**Data shown:**
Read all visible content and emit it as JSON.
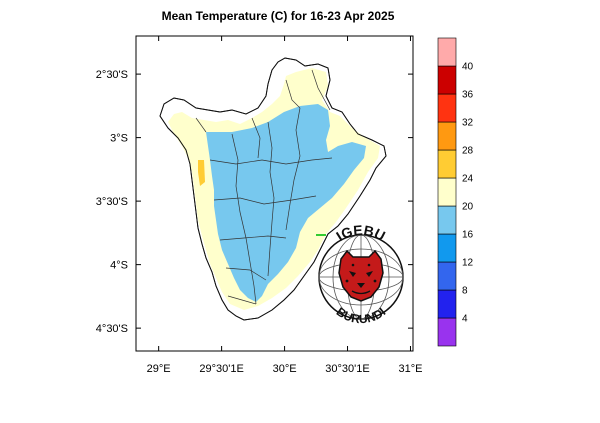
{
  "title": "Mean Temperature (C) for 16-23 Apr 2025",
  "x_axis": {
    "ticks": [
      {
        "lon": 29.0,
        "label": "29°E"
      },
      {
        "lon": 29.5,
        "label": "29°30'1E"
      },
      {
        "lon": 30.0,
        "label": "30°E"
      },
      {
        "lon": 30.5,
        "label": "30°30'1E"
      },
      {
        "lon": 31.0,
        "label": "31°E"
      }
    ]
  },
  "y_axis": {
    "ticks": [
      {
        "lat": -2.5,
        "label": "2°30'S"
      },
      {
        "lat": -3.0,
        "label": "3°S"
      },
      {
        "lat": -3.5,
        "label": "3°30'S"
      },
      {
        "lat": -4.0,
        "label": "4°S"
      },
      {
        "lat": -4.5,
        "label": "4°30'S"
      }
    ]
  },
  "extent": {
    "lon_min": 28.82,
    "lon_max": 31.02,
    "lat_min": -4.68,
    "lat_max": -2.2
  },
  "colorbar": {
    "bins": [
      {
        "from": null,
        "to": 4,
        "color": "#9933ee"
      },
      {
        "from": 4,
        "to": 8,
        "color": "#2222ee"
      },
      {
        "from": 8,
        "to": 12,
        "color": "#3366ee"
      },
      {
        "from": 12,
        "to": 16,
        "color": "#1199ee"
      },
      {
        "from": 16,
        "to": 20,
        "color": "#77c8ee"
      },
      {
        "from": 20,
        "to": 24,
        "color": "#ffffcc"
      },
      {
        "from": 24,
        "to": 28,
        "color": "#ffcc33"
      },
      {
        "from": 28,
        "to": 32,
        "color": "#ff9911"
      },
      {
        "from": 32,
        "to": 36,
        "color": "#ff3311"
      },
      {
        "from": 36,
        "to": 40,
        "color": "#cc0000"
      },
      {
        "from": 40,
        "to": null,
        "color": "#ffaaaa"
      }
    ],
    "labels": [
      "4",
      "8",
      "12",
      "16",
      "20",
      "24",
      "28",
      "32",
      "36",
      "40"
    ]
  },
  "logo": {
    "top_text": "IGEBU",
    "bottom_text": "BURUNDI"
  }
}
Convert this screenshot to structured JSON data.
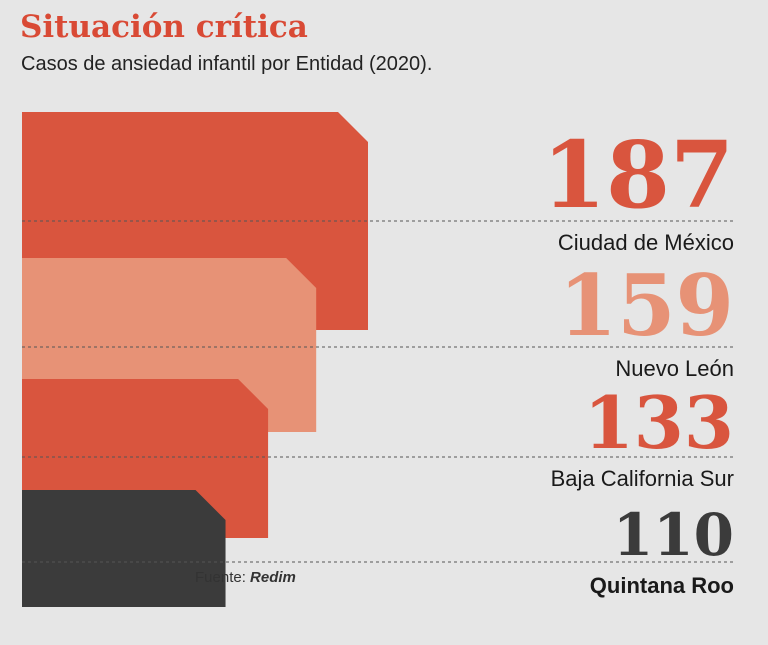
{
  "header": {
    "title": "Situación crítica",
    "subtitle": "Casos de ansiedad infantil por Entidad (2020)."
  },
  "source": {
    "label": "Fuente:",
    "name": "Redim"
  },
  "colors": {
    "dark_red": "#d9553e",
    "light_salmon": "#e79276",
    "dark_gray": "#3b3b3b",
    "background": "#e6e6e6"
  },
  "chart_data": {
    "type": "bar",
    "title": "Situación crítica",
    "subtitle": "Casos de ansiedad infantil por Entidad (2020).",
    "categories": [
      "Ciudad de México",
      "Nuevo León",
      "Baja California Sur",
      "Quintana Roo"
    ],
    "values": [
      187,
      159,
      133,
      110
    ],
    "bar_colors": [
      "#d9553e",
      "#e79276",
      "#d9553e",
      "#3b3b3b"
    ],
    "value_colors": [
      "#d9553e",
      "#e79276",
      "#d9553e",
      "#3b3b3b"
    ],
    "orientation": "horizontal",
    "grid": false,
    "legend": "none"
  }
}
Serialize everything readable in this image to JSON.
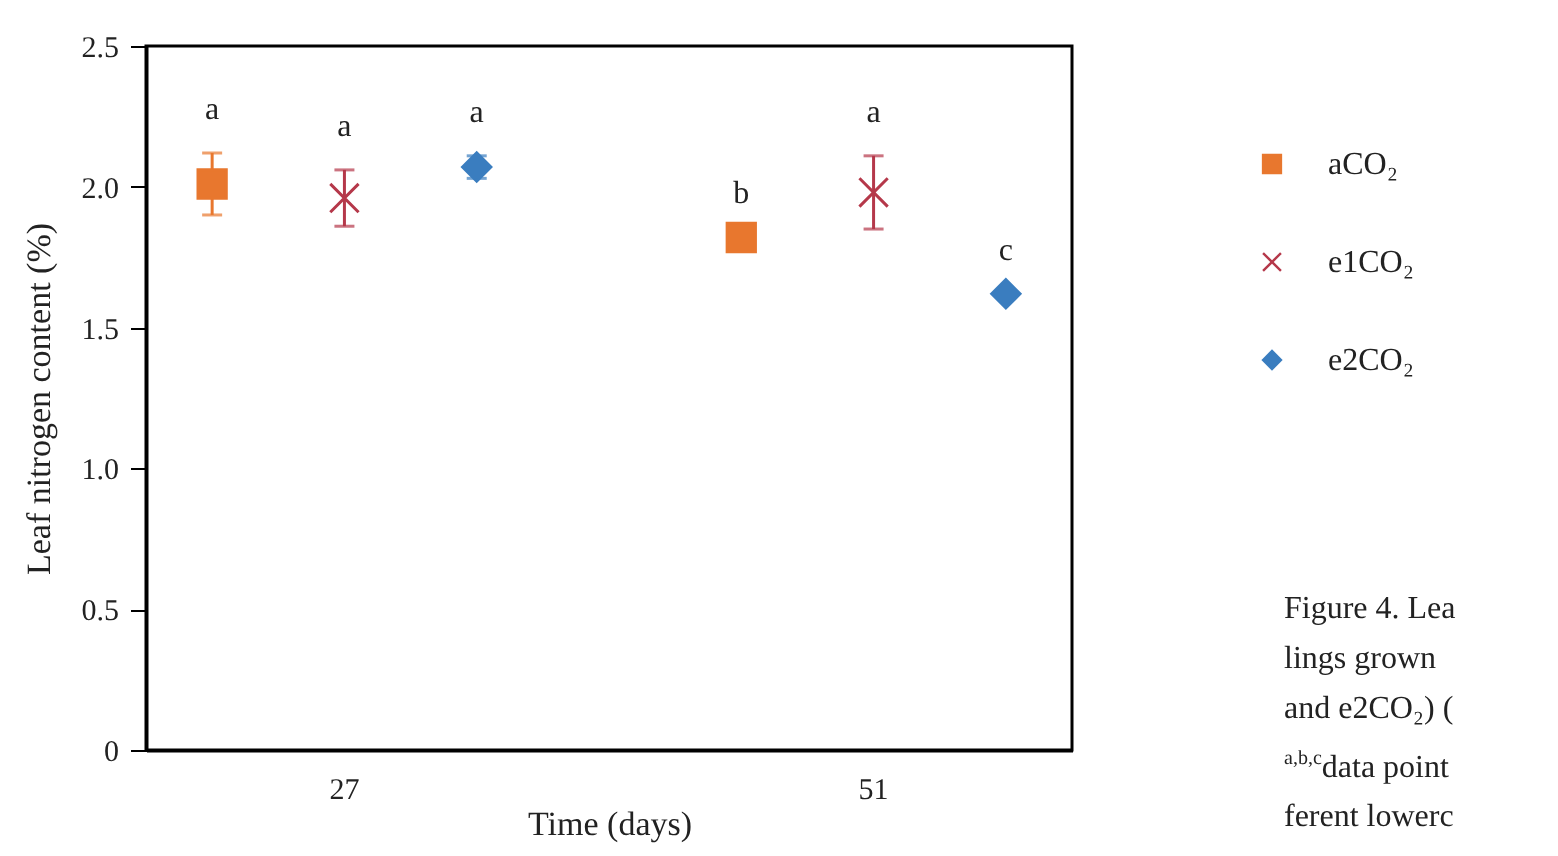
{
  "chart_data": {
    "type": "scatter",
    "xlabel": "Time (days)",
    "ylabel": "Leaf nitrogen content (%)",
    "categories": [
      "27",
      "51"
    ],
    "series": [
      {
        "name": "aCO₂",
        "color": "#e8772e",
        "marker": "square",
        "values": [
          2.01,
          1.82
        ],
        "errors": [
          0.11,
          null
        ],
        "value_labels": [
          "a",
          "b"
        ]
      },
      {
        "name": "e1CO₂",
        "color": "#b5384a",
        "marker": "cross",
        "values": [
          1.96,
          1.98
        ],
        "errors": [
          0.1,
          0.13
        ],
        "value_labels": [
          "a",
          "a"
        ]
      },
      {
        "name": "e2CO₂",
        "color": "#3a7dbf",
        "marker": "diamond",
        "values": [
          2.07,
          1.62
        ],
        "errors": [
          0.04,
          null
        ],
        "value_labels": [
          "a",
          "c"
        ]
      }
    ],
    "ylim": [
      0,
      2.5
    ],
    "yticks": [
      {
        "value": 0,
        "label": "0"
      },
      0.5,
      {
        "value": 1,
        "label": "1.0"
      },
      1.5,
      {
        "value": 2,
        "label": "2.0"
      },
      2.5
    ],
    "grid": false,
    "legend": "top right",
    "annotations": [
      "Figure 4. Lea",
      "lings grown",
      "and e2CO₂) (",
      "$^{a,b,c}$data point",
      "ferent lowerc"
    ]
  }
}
---
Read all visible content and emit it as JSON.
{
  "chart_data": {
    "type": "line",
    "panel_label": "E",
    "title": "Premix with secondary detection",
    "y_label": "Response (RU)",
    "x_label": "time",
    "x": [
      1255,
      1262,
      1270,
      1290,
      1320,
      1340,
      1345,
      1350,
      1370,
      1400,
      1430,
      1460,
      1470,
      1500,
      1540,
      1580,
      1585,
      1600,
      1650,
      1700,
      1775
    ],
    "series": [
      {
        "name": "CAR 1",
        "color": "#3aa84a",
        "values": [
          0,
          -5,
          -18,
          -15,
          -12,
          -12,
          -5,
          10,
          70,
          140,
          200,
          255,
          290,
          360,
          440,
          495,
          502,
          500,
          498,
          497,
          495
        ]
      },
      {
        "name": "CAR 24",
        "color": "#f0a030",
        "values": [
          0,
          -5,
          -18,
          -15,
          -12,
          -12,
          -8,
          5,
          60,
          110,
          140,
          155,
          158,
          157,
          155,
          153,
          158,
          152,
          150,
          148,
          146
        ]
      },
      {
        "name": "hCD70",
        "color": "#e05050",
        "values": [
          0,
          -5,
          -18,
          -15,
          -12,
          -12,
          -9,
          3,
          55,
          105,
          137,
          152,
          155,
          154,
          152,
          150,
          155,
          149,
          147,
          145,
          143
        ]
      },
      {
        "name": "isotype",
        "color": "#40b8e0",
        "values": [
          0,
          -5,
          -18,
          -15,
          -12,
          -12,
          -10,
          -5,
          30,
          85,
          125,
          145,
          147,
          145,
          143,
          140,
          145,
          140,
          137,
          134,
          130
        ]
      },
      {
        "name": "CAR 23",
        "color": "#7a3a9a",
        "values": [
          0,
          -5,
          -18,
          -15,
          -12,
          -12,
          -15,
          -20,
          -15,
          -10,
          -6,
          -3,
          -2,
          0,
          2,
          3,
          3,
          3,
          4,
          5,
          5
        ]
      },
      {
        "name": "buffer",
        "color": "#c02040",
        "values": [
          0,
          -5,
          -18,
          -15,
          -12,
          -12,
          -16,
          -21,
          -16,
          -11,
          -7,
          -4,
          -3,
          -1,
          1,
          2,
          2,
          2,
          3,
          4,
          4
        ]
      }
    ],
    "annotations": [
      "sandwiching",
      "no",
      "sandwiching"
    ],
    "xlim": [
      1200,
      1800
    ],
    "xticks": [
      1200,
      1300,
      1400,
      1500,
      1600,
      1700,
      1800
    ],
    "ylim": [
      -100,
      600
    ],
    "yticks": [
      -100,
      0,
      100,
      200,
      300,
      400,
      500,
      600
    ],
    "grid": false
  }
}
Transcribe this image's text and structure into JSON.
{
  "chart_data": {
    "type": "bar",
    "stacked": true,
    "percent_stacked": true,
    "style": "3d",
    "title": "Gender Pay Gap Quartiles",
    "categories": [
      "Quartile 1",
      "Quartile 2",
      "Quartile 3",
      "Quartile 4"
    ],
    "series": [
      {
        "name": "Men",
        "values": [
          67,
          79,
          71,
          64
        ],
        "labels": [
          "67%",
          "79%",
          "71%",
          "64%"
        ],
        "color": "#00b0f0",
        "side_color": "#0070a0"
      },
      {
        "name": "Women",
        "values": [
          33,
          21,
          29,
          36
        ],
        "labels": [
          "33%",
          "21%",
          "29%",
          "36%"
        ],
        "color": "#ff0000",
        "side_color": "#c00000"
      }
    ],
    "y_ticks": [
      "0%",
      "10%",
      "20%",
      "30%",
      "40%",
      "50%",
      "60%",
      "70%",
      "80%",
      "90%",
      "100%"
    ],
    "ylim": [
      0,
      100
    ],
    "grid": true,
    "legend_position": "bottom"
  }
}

**Problem to solve:** Check each line of the material above for "Entidad" and say how many lines contain it, giving the number alone.

**Task answer:** 2